— Begin EXERCISE INPUT —

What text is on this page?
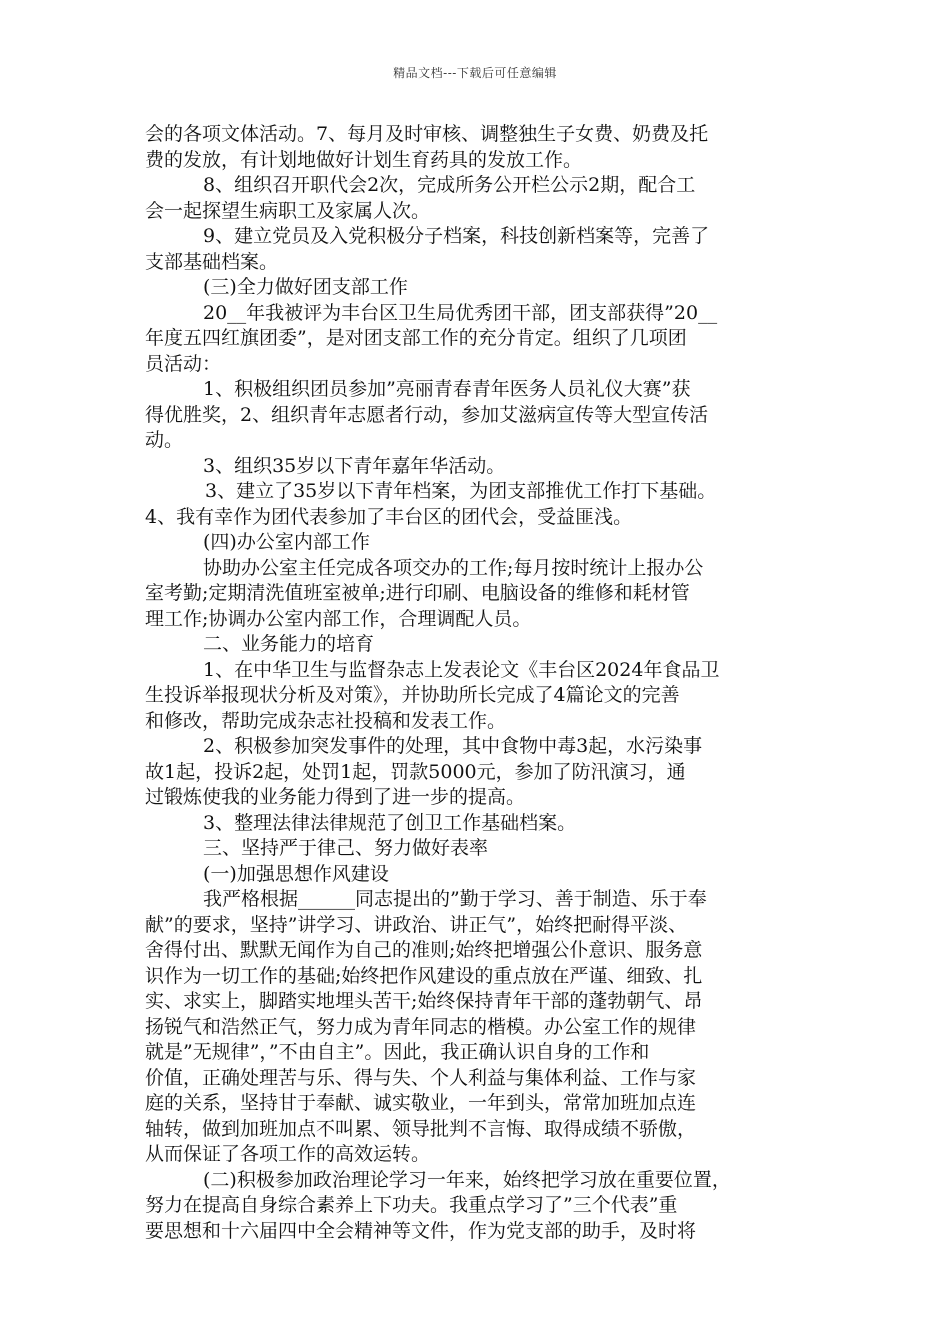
精品文档---下载后可任意编辑
会的各项文体活动。7、每月及时审核、调整独生子女费、奶费及托
费的发放，有计划地做好计划生育药具的发放工作。
8、组织召开职代会2次，完成所务公开栏公示2期，配合工
会一起探望生病职工及家属人次。
9、建立党员及入党积极分子档案，科技创新档案等，完善了
支部基础档案。
(三)全力做好团支部工作
20__年我被评为丰台区卫生局优秀团干部，团支部获得”20__
年度五四红旗团委”，是对团支部工作的充分肯定。组织了几项团
员活动：
1、积极组织团员参加”亮丽青春青年医务人员礼仪大赛”获
得优胜奖，2、组织青年志愿者行动，参加艾滋病宣传等大型宣传活
动。
3、组织35岁以下青年嘉年华活动。
3、建立了35岁以下青年档案，为团支部推优工作打下基础。
4、我有幸作为团代表参加了丰台区的团代会，受益匪浅。
(四)办公室内部工作
协助办公室主任完成各项交办的工作;每月按时统计上报办公
室考勤;定期清洗值班室被单;进行印刷、电脑设备的维修和耗材管
理工作;协调办公室内部工作，合理调配人员。
二、业务能力的培育
1、在中华卫生与监督杂志上发表论文《丰台区2024年食品卫
生投诉举报现状分析及对策》，并协助所长完成了4篇论文的完善
和修改，帮助完成杂志社投稿和发表工作。
2、积极参加突发事件的处理，其中食物中毒3起，水污染事
故1起，投诉2起，处罚1起，罚款5000元，参加了防汛演习，通
过锻炼使我的业务能力得到了进一步的提高。
3、整理法律法律规范了创卫工作基础档案。
三、坚持严于律己、努力做好表率
(一)加强思想作风建设
我严格根据______同志提出的”勤于学习、善于制造、乐于奉
献”的要求，坚持”讲学习、讲政治、讲正气”，始终把耐得平淡、
舍得付出、默默无闻作为自己的准则;始终把增强公仆意识、服务意
识作为一切工作的基础;始终把作风建设的重点放在严谨、细致、扎
实、求实上，脚踏实地埋头苦干;始终保持青年干部的蓬勃朝气、昂
扬锐气和浩然正气，努力成为青年同志的楷模。办公室工作的规律
就是”无规律”，”不由自主”。因此，我正确认识自身的工作和
价值，正确处理苦与乐、得与失、个人利益与集体利益、工作与家
庭的关系，坚持甘于奉献、诚实敬业，一年到头，常常加班加点连
轴转，做到加班加点不叫累、领导批判不言悔、取得成绩不骄傲，
从而保证了各项工作的高效运转。
(二)积极参加政治理论学习一年来，始终把学习放在重要位置，
努力在提高自身综合素养上下功夫。我重点学习了”三个代表”重
要思想和十六届四中全会精神等文件，作为党支部的助手，及时将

— End EXERCISE INPUT —

EXERCISE: Restate the full listing verbatim and drop every picture.

RESULT:
What text is on this page?
精品文档---下载后可任意编辑
会的各项文体活动。7、每月及时审核、调整独生子女费、奶费及托
费的发放，有计划地做好计划生育药具的发放工作。
8、组织召开职代会2次，完成所务公开栏公示2期，配合工
会一起探望生病职工及家属人次。
9、建立党员及入党积极分子档案，科技创新档案等，完善了
支部基础档案。
(三)全力做好团支部工作
20__年我被评为丰台区卫生局优秀团干部，团支部获得”20__
年度五四红旗团委”，是对团支部工作的充分肯定。组织了几项团
员活动：
1、积极组织团员参加”亮丽青春青年医务人员礼仪大赛”获
得优胜奖，2、组织青年志愿者行动，参加艾滋病宣传等大型宣传活
动。
3、组织35岁以下青年嘉年华活动。
3、建立了35岁以下青年档案，为团支部推优工作打下基础。
4、我有幸作为团代表参加了丰台区的团代会，受益匪浅。
(四)办公室内部工作
协助办公室主任完成各项交办的工作;每月按时统计上报办公
室考勤;定期清洗值班室被单;进行印刷、电脑设备的维修和耗材管
理工作;协调办公室内部工作，合理调配人员。
二、业务能力的培育
1、在中华卫生与监督杂志上发表论文《丰台区2024年食品卫
生投诉举报现状分析及对策》，并协助所长完成了4篇论文的完善
和修改，帮助完成杂志社投稿和发表工作。
2、积极参加突发事件的处理，其中食物中毒3起，水污染事
故1起，投诉2起，处罚1起，罚款5000元，参加了防汛演习，通
过锻炼使我的业务能力得到了进一步的提高。
3、整理法律法律规范了创卫工作基础档案。
三、坚持严于律己、努力做好表率
(一)加强思想作风建设
我严格根据______同志提出的”勤于学习、善于制造、乐于奉
献”的要求，坚持”讲学习、讲政治、讲正气”，始终把耐得平淡、
舍得付出、默默无闻作为自己的准则;始终把增强公仆意识、服务意
识作为一切工作的基础;始终把作风建设的重点放在严谨、细致、扎
实、求实上，脚踏实地埋头苦干;始终保持青年干部的蓬勃朝气、昂
扬锐气和浩然正气，努力成为青年同志的楷模。办公室工作的规律
就是”无规律”，”不由自主”。因此，我正确认识自身的工作和
价值，正确处理苦与乐、得与失、个人利益与集体利益、工作与家
庭的关系，坚持甘于奉献、诚实敬业，一年到头，常常加班加点连
轴转，做到加班加点不叫累、领导批判不言悔、取得成绩不骄傲，
从而保证了各项工作的高效运转。
(二)积极参加政治理论学习一年来，始终把学习放在重要位置，
努力在提高自身综合素养上下功夫。我重点学习了”三个代表”重
要思想和十六届四中全会精神等文件，作为党支部的助手，及时将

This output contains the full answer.